## Provided records
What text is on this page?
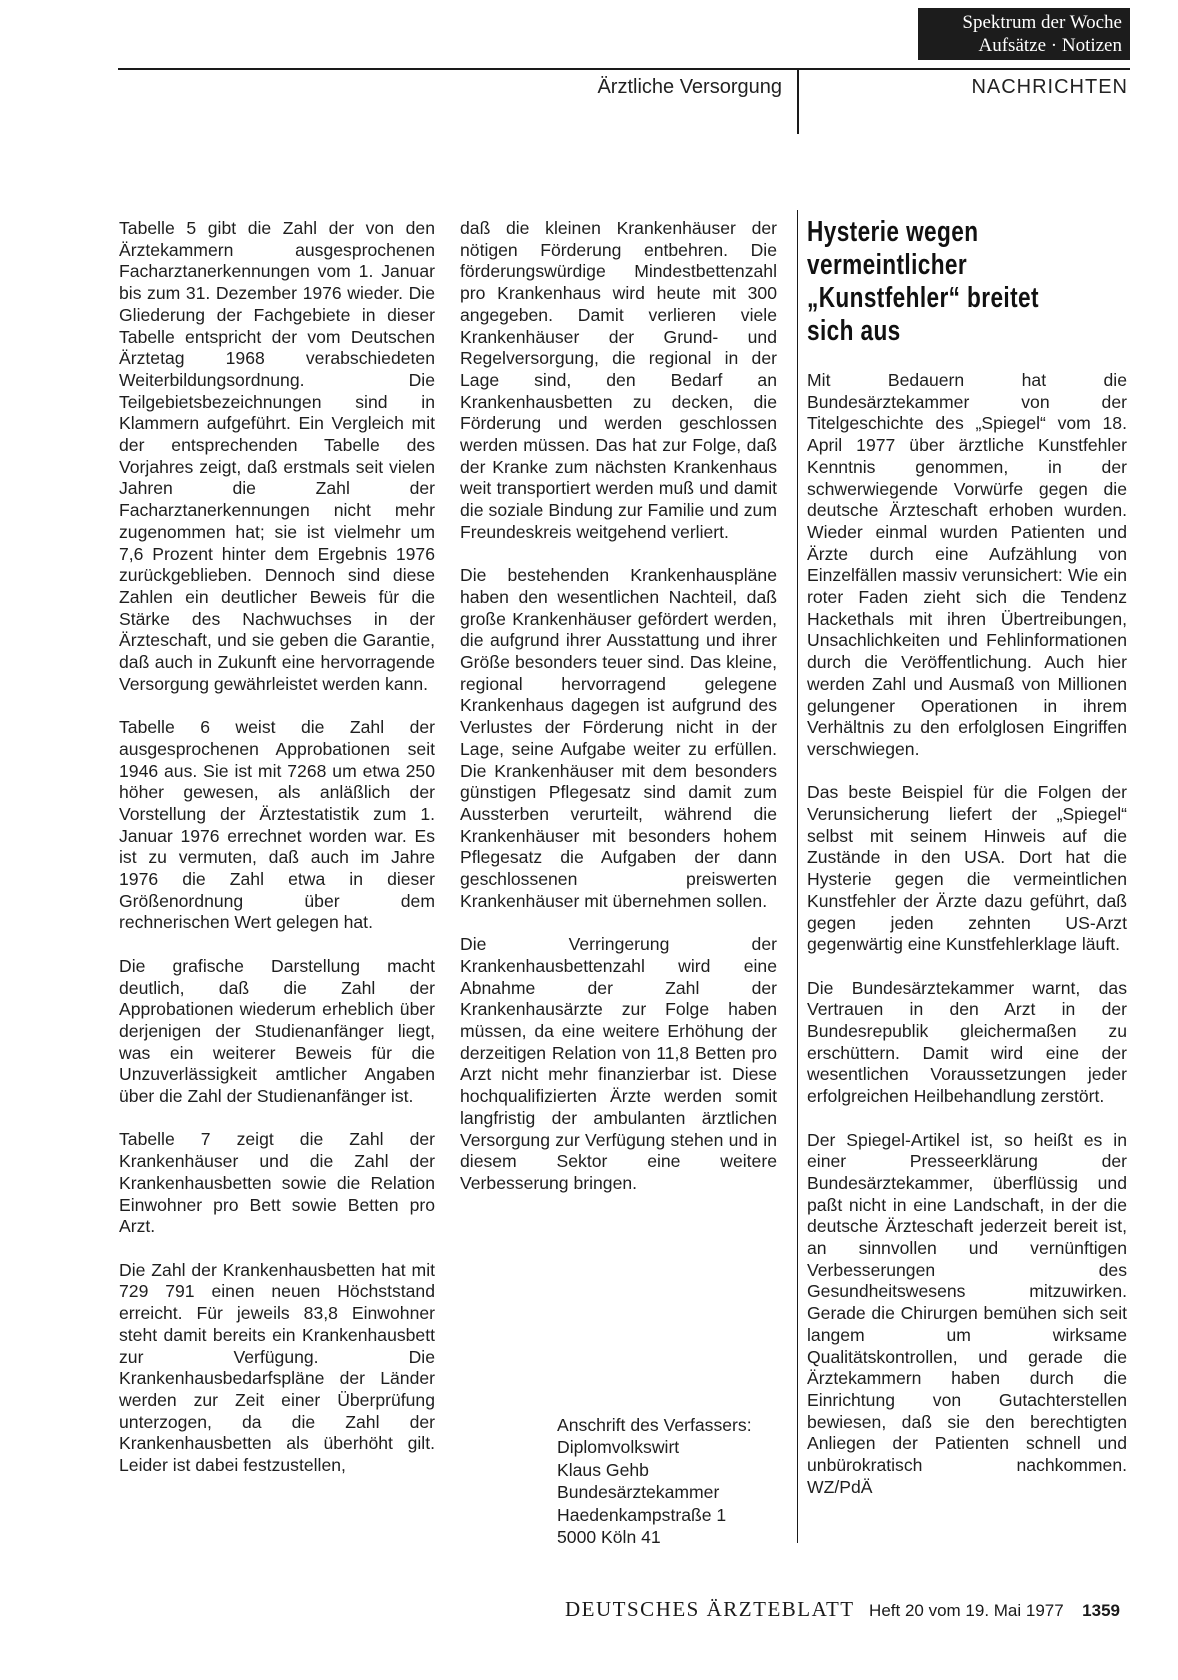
Spektrum der Woche
Aufsätze · Notizen
Ärztliche Versorgung	NACHRICHTEN

Tabelle 5 gibt die Zahl der von den Ärztekammern ausgesprochenen Facharztanerkennungen vom 1. Januar bis zum 31. Dezember 1976 wieder. Die Gliederung der Fachgebiete in dieser Tabelle entspricht der vom Deutschen Ärztetag 1968 verabschiedeten Weiterbildungsordnung. Die Teilgebietsbezeichnungen sind in Klammern aufgeführt. Ein Vergleich mit der entsprechenden Tabelle des Vorjahres zeigt, daß erstmals seit vielen Jahren die Zahl der Facharztanerkennungen nicht mehr zugenommen hat; sie ist vielmehr um 7,6 Prozent hinter dem Ergebnis 1976 zurückgeblieben. Dennoch sind diese Zahlen ein deutlicher Beweis für die Stärke des Nachwuchses in der Ärzteschaft, und sie geben die Garantie, daß auch in Zukunft eine hervorragende Versorgung gewährleistet werden kann.

Tabelle 6 weist die Zahl der ausgesprochenen Approbationen seit 1946 aus. Sie ist mit 7268 um etwa 250 höher gewesen, als anläßlich der Vorstellung der Ärztestatistik zum 1. Januar 1976 errechnet worden war. Es ist zu vermuten, daß auch im Jahre 1976 die Zahl etwa in dieser Größenordnung über dem rechnerischen Wert gelegen hat.

Die grafische Darstellung macht deutlich, daß die Zahl der Approbationen wiederum erheblich über derjenigen der Studienanfänger liegt, was ein weiterer Beweis für die Unzuverlässigkeit amtlicher Angaben über die Zahl der Studienanfänger ist.

Tabelle 7 zeigt die Zahl der Krankenhäuser und die Zahl der Krankenhausbetten sowie die Relation Einwohner pro Bett sowie Betten pro Arzt.

Die Zahl der Krankenhausbetten hat mit 729 791 einen neuen Höchststand erreicht. Für jeweils 83,8 Einwohner steht damit bereits ein Krankenhausbett zur Verfügung. Die Krankenhausbedarfspläne der Länder werden zur Zeit einer Überprüfung unterzogen, da die Zahl der Krankenhausbetten als überhöht gilt. Leider ist dabei festzustellen,

daß die kleinen Krankenhäuser der nötigen Förderung entbehren. Die förderungswürdige Mindestbettenzahl pro Krankenhaus wird heute mit 300 angegeben. Damit verlieren viele Krankenhäuser der Grund- und Regelversorgung, die regional in der Lage sind, den Bedarf an Krankenhausbetten zu decken, die Förderung und werden geschlossen werden müssen. Das hat zur Folge, daß der Kranke zum nächsten Krankenhaus weit transportiert werden muß und damit die soziale Bindung zur Familie und zum Freundeskreis weitgehend verliert.

Die bestehenden Krankenhauspläne haben den wesentlichen Nachteil, daß große Krankenhäuser gefördert werden, die aufgrund ihrer Ausstattung und ihrer Größe besonders teuer sind. Das kleine, regional hervorragend gelegene Krankenhaus dagegen ist aufgrund des Verlustes der Förderung nicht in der Lage, seine Aufgabe weiter zu erfüllen. Die Krankenhäuser mit dem besonders günstigen Pflegesatz sind damit zum Aussterben verurteilt, während die Krankenhäuser mit besonders hohem Pflegesatz die Aufgaben der dann geschlossenen preiswerten Krankenhäuser mit übernehmen sollen.

Die Verringerung der Krankenhausbettenzahl wird eine Abnahme der Zahl der Krankenhausärzte zur Folge haben müssen, da eine weitere Erhöhung der derzeitigen Relation von 11,8 Betten pro Arzt nicht mehr finanzierbar ist. Diese hochqualifizierten Ärzte werden somit langfristig der ambulanten ärztlichen Versorgung zur Verfügung stehen und in diesem Sektor eine weitere Verbesserung bringen.

Anschrift des Verfassers:
Diplomvolkswirt
Klaus Gehb
Bundesärztekammer
Haedenkampstraße 1
5000 Köln 41
Hysterie wegen vermeintlicher „Kunstfehler“ breitet sich aus

Mit Bedauern hat die Bundesärztekammer von der Titelgeschichte des „Spiegel“ vom 18. April 1977 über ärztliche Kunstfehler Kenntnis genommen, in der schwerwiegende Vorwürfe gegen die deutsche Ärzteschaft erhoben wurden. Wieder einmal wurden Patienten und Ärzte durch eine Aufzählung von Einzelfällen massiv verunsichert: Wie ein roter Faden zieht sich die Tendenz Hackethals mit ihren Übertreibungen, Unsachlichkeiten und Fehlinformationen durch die Veröffentlichung. Auch hier werden Zahl und Ausmaß von Millionen gelungener Operationen in ihrem Verhältnis zu den erfolglosen Eingriffen verschwiegen.

Das beste Beispiel für die Folgen der Verunsicherung liefert der „Spiegel“ selbst mit seinem Hinweis auf die Zustände in den USA. Dort hat die Hysterie gegen die vermeintlichen Kunstfehler der Ärzte dazu geführt, daß gegen jeden zehnten US-Arzt gegenwärtig eine Kunstfehlerklage läuft.

Die Bundesärztekammer warnt, das Vertrauen in den Arzt in der Bundesrepublik gleichermaßen zu erschüttern. Damit wird eine der wesentlichen Voraussetzungen jeder erfolgreichen Heilbehandlung zerstört.

Der Spiegel-Artikel ist, so heißt es in einer Presseerklärung der Bundesärztekammer, überflüssig und paßt nicht in eine Landschaft, in der die deutsche Ärzteschaft jederzeit bereit ist, an sinnvollen und vernünftigen Verbesserungen des Gesundheitswesens mitzuwirken. Gerade die Chirurgen bemühen sich seit langem um wirksame Qualitätskontrollen, und gerade die Ärztekammern haben durch die Einrichtung von Gutachterstellen bewiesen, daß sie den berechtigten Anliegen der Patienten schnell und unbürokratisch nachkommen.      WZ/PdÄ

DEUTSCHES ÄRZTEBLATT Heft 20 vom 19. Mai 1977 1359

## What is being asked
Output each entry exactly. Skip the pictures.

## Task output
What text is on this page?
Spektrum der Woche
Aufsätze · Notizen
Ärztliche Versorgung	NACHRICHTEN

Tabelle 5 gibt die Zahl der von den Ärztekammern ausgesprochenen Facharztanerkennungen vom 1. Januar bis zum 31. Dezember 1976 wieder. Die Gliederung der Fachgebiete in dieser Tabelle entspricht der vom Deutschen Ärztetag 1968 verabschiedeten Weiterbildungsordnung. Die Teilgebietsbezeichnungen sind in Klammern aufgeführt. Ein Vergleich mit der entsprechenden Tabelle des Vorjahres zeigt, daß erstmals seit vielen Jahren die Zahl der Facharztanerkennungen nicht mehr zugenommen hat; sie ist vielmehr um 7,6 Prozent hinter dem Ergebnis 1976 zurückgeblieben. Dennoch sind diese Zahlen ein deutlicher Beweis für die Stärke des Nachwuchses in der Ärzteschaft, und sie geben die Garantie, daß auch in Zukunft eine hervorragende Versorgung gewährleistet werden kann.

Tabelle 6 weist die Zahl der ausgesprochenen Approbationen seit 1946 aus. Sie ist mit 7268 um etwa 250 höher gewesen, als anläßlich der Vorstellung der Ärztestatistik zum 1. Januar 1976 errechnet worden war. Es ist zu vermuten, daß auch im Jahre 1976 die Zahl etwa in dieser Größenordnung über dem rechnerischen Wert gelegen hat.

Die grafische Darstellung macht deutlich, daß die Zahl der Approbationen wiederum erheblich über derjenigen der Studienanfänger liegt, was ein weiterer Beweis für die Unzuverlässigkeit amtlicher Angaben über die Zahl der Studienanfänger ist.

Tabelle 7 zeigt die Zahl der Krankenhäuser und die Zahl der Krankenhausbetten sowie die Relation Einwohner pro Bett sowie Betten pro Arzt.

Die Zahl der Krankenhausbetten hat mit 729 791 einen neuen Höchststand erreicht. Für jeweils 83,8 Einwohner steht damit bereits ein Krankenhausbett zur Verfügung. Die Krankenhausbedarfspläne der Länder werden zur Zeit einer Überprüfung unterzogen, da die Zahl der Krankenhausbetten als überhöht gilt. Leider ist dabei festzustellen,

daß die kleinen Krankenhäuser der nötigen Förderung entbehren. Die förderungswürdige Mindestbettenzahl pro Krankenhaus wird heute mit 300 angegeben. Damit verlieren viele Krankenhäuser der Grund- und Regelversorgung, die regional in der Lage sind, den Bedarf an Krankenhausbetten zu decken, die Förderung und werden geschlossen werden müssen. Das hat zur Folge, daß der Kranke zum nächsten Krankenhaus weit transportiert werden muß und damit die soziale Bindung zur Familie und zum Freundeskreis weitgehend verliert.

Die bestehenden Krankenhauspläne haben den wesentlichen Nachteil, daß große Krankenhäuser gefördert werden, die aufgrund ihrer Ausstattung und ihrer Größe besonders teuer sind. Das kleine, regional hervorragend gelegene Krankenhaus dagegen ist aufgrund des Verlustes der Förderung nicht in der Lage, seine Aufgabe weiter zu erfüllen. Die Krankenhäuser mit dem besonders günstigen Pflegesatz sind damit zum Aussterben verurteilt, während die Krankenhäuser mit besonders hohem Pflegesatz die Aufgaben der dann geschlossenen preiswerten Krankenhäuser mit übernehmen sollen.

Die Verringerung der Krankenhausbettenzahl wird eine Abnahme der Zahl der Krankenhausärzte zur Folge haben müssen, da eine weitere Erhöhung der derzeitigen Relation von 11,8 Betten pro Arzt nicht mehr finanzierbar ist. Diese hochqualifizierten Ärzte werden somit langfristig der ambulanten ärztlichen Versorgung zur Verfügung stehen und in diesem Sektor eine weitere Verbesserung bringen.

Anschrift des Verfassers:
Diplomvolkswirt
Klaus Gehb
Bundesärztekammer
Haedenkampstraße 1
5000 Köln 41
Hysterie wegen vermeintlicher „Kunstfehler“ breitet sich aus

Mit Bedauern hat die Bundesärztekammer von der Titelgeschichte des „Spiegel“ vom 18. April 1977 über ärztliche Kunstfehler Kenntnis genommen, in der schwerwiegende Vorwürfe gegen die deutsche Ärzteschaft erhoben wurden. Wieder einmal wurden Patienten und Ärzte durch eine Aufzählung von Einzelfällen massiv verunsichert: Wie ein roter Faden zieht sich die Tendenz Hackethals mit ihren Übertreibungen, Unsachlichkeiten und Fehlinformationen durch die Veröffentlichung. Auch hier werden Zahl und Ausmaß von Millionen gelungener Operationen in ihrem Verhältnis zu den erfolglosen Eingriffen verschwiegen.

Das beste Beispiel für die Folgen der Verunsicherung liefert der „Spiegel“ selbst mit seinem Hinweis auf die Zustände in den USA. Dort hat die Hysterie gegen die vermeintlichen Kunstfehler der Ärzte dazu geführt, daß gegen jeden zehnten US-Arzt gegenwärtig eine Kunstfehlerklage läuft.

Die Bundesärztekammer warnt, das Vertrauen in den Arzt in der Bundesrepublik gleichermaßen zu erschüttern. Damit wird eine der wesentlichen Voraussetzungen jeder erfolgreichen Heilbehandlung zerstört.

Der Spiegel-Artikel ist, so heißt es in einer Presseerklärung der Bundesärztekammer, überflüssig und paßt nicht in eine Landschaft, in der die deutsche Ärzteschaft jederzeit bereit ist, an sinnvollen und vernünftigen Verbesserungen des Gesundheitswesens mitzuwirken. Gerade die Chirurgen bemühen sich seit langem um wirksame Qualitätskontrollen, und gerade die Ärztekammern haben durch die Einrichtung von Gutachterstellen bewiesen, daß sie den berechtigten Anliegen der Patienten schnell und unbürokratisch nachkommen.      WZ/PdÄ

DEUTSCHES ÄRZTEBLATT Heft 20 vom 19. Mai 1977 1359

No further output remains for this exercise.